--- start of EXTRACTED ENTRIES ---

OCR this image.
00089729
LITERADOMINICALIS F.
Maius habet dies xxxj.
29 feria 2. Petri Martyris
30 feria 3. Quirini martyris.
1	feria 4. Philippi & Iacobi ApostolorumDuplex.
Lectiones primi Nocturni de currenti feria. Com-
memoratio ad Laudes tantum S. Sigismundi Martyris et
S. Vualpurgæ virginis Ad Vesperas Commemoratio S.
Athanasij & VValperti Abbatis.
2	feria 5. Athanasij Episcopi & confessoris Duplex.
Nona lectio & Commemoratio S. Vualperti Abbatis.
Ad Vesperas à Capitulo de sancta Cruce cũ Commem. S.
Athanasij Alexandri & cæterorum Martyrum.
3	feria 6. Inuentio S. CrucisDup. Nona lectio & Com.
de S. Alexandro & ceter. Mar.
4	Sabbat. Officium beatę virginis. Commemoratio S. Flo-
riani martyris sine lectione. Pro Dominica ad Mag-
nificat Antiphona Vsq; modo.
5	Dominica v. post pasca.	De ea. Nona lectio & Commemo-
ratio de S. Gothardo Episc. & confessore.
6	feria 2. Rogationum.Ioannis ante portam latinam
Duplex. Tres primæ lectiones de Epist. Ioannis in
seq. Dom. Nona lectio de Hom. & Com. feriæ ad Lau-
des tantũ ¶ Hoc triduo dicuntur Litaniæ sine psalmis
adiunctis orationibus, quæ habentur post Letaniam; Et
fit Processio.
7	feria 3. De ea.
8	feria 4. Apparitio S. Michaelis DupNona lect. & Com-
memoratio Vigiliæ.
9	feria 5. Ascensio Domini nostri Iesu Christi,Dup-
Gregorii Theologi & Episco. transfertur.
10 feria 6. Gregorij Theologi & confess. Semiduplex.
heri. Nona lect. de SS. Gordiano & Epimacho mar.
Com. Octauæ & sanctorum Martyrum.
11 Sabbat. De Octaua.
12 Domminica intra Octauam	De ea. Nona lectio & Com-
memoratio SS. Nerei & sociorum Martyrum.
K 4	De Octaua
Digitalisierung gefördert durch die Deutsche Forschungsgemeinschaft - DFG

--- end of EXTRACTED ENTRIES ---

Extract the full listing above without altering anything.

OCR this image.
00089729
LITERADOMINICALIS F.
Maius habet dies xxxj.
29 feria 2. Petri Martyris
30 feria 3. Quirini martyris.
1	feria 4. Philippi & Iacobi ApostolorumDuplex.
Lectiones primi Nocturni de currenti feria. Com-
memoratio ad Laudes tantum S. Sigismundi Martyris et
S. Vualpurgæ virginis Ad Vesperas Commemoratio S.
Athanasij & VValperti Abbatis.
2	feria 5. Athanasij Episcopi & confessoris Duplex.
Nona lectio & Commemoratio S. Vualperti Abbatis.
Ad Vesperas à Capitulo de sancta Cruce cũ Commem. S.
Athanasij Alexandri & cæterorum Martyrum.
3	feria 6. Inuentio S. CrucisDup. Nona lectio & Com.
de S. Alexandro & ceter. Mar.
4	Sabbat. Officium beatę virginis. Commemoratio S. Flo-
riani martyris sine lectione. Pro Dominica ad Mag-
nificat Antiphona Vsq; modo.
5	Dominica v. post pasca.	De ea. Nona lectio & Commemo-
ratio de S. Gothardo Episc. & confessore.
6	feria 2. Rogationum.Ioannis ante portam latinam
Duplex. Tres primæ lectiones de Epist. Ioannis in
seq. Dom. Nona lectio de Hom. & Com. feriæ ad Lau-
des tantũ ¶ Hoc triduo dicuntur Litaniæ sine psalmis
adiunctis orationibus, quæ habentur post Letaniam; Et
fit Processio.
7	feria 3. De ea.
8	feria 4. Apparitio S. Michaelis DupNona lect. & Com-
memoratio Vigiliæ.
9	feria 5. Ascensio Domini nostri Iesu Christi,Dup-
Gregorii Theologi & Episco. transfertur.
10 feria 6. Gregorij Theologi & confess. Semiduplex.
heri. Nona lect. de SS. Gordiano & Epimacho mar.
Com. Octauæ & sanctorum Martyrum.
11 Sabbat. De Octaua.
12 Domminica intra Octauam	De ea. Nona lectio & Com-
memoratio SS. Nerei & sociorum Martyrum.
K 4	De Octaua
Digitalisierung gefördert durch die Deutsche Forschungsgemeinschaft - DFG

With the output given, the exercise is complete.